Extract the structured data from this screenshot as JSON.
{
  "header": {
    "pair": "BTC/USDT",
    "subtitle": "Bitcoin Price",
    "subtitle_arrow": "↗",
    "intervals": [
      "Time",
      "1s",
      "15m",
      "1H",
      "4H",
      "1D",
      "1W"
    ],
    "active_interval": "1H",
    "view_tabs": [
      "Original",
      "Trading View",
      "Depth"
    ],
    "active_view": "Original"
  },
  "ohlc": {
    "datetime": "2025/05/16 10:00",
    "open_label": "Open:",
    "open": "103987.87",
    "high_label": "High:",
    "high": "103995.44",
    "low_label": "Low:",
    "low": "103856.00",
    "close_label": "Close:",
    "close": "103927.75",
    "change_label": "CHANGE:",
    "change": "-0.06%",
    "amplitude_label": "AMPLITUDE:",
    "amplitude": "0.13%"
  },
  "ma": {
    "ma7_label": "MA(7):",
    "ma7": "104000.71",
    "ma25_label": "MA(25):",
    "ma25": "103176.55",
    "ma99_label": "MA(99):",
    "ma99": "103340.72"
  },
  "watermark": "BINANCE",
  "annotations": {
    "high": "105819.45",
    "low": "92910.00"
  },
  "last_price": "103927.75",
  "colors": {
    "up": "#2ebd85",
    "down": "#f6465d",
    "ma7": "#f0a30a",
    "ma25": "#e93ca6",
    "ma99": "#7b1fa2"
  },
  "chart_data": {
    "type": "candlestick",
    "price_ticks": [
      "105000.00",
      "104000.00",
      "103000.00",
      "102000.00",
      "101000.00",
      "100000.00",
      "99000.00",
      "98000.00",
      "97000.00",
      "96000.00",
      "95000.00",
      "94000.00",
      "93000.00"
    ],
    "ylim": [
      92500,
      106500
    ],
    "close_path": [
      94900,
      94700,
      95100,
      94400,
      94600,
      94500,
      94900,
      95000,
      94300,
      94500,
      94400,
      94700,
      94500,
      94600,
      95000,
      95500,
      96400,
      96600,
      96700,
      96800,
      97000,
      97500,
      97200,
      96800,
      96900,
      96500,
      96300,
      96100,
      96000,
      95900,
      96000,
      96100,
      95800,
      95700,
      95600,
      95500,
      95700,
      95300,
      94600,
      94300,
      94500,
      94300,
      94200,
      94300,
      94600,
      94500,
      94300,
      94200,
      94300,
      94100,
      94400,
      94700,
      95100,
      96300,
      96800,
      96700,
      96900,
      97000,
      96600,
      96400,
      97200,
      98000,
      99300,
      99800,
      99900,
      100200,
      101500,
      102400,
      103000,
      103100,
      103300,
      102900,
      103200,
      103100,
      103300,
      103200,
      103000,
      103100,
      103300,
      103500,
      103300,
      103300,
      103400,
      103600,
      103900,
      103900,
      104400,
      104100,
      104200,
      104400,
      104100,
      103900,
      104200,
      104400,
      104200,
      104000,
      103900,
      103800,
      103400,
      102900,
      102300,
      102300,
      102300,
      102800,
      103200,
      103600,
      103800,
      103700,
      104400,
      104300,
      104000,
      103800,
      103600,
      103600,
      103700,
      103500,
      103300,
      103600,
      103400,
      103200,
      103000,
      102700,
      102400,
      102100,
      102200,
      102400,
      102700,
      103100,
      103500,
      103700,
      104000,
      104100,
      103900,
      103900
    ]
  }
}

● ● ● ● ●

What the task asks — Recite the full listing above exactly.

Answer to the problem —
Extract the structured data from this screenshot as JSON.
{
  "header": {
    "pair": "BTC/USDT",
    "subtitle": "Bitcoin Price",
    "subtitle_arrow": "↗",
    "intervals": [
      "Time",
      "1s",
      "15m",
      "1H",
      "4H",
      "1D",
      "1W"
    ],
    "active_interval": "1H",
    "view_tabs": [
      "Original",
      "Trading View",
      "Depth"
    ],
    "active_view": "Original"
  },
  "ohlc": {
    "datetime": "2025/05/16 10:00",
    "open_label": "Open:",
    "open": "103987.87",
    "high_label": "High:",
    "high": "103995.44",
    "low_label": "Low:",
    "low": "103856.00",
    "close_label": "Close:",
    "close": "103927.75",
    "change_label": "CHANGE:",
    "change": "-0.06%",
    "amplitude_label": "AMPLITUDE:",
    "amplitude": "0.13%"
  },
  "ma": {
    "ma7_label": "MA(7):",
    "ma7": "104000.71",
    "ma25_label": "MA(25):",
    "ma25": "103176.55",
    "ma99_label": "MA(99):",
    "ma99": "103340.72"
  },
  "watermark": "BINANCE",
  "annotations": {
    "high": "105819.45",
    "low": "92910.00"
  },
  "last_price": "103927.75",
  "colors": {
    "up": "#2ebd85",
    "down": "#f6465d",
    "ma7": "#f0a30a",
    "ma25": "#e93ca6",
    "ma99": "#7b1fa2"
  },
  "chart_data": {
    "type": "candlestick",
    "price_ticks": [
      "105000.00",
      "104000.00",
      "103000.00",
      "102000.00",
      "101000.00",
      "100000.00",
      "99000.00",
      "98000.00",
      "97000.00",
      "96000.00",
      "95000.00",
      "94000.00",
      "93000.00"
    ],
    "ylim": [
      92500,
      106500
    ],
    "close_path": [
      94900,
      94700,
      95100,
      94400,
      94600,
      94500,
      94900,
      95000,
      94300,
      94500,
      94400,
      94700,
      94500,
      94600,
      95000,
      95500,
      96400,
      96600,
      96700,
      96800,
      97000,
      97500,
      97200,
      96800,
      96900,
      96500,
      96300,
      96100,
      96000,
      95900,
      96000,
      96100,
      95800,
      95700,
      95600,
      95500,
      95700,
      95300,
      94600,
      94300,
      94500,
      94300,
      94200,
      94300,
      94600,
      94500,
      94300,
      94200,
      94300,
      94100,
      94400,
      94700,
      95100,
      96300,
      96800,
      96700,
      96900,
      97000,
      96600,
      96400,
      97200,
      98000,
      99300,
      99800,
      99900,
      100200,
      101500,
      102400,
      103000,
      103100,
      103300,
      102900,
      103200,
      103100,
      103300,
      103200,
      103000,
      103100,
      103300,
      103500,
      103300,
      103300,
      103400,
      103600,
      103900,
      103900,
      104400,
      104100,
      104200,
      104400,
      104100,
      103900,
      104200,
      104400,
      104200,
      104000,
      103900,
      103800,
      103400,
      102900,
      102300,
      102300,
      102300,
      102800,
      103200,
      103600,
      103800,
      103700,
      104400,
      104300,
      104000,
      103800,
      103600,
      103600,
      103700,
      103500,
      103300,
      103600,
      103400,
      103200,
      103000,
      102700,
      102400,
      102100,
      102200,
      102400,
      102700,
      103100,
      103500,
      103700,
      104000,
      104100,
      103900,
      103900
    ]
  }
}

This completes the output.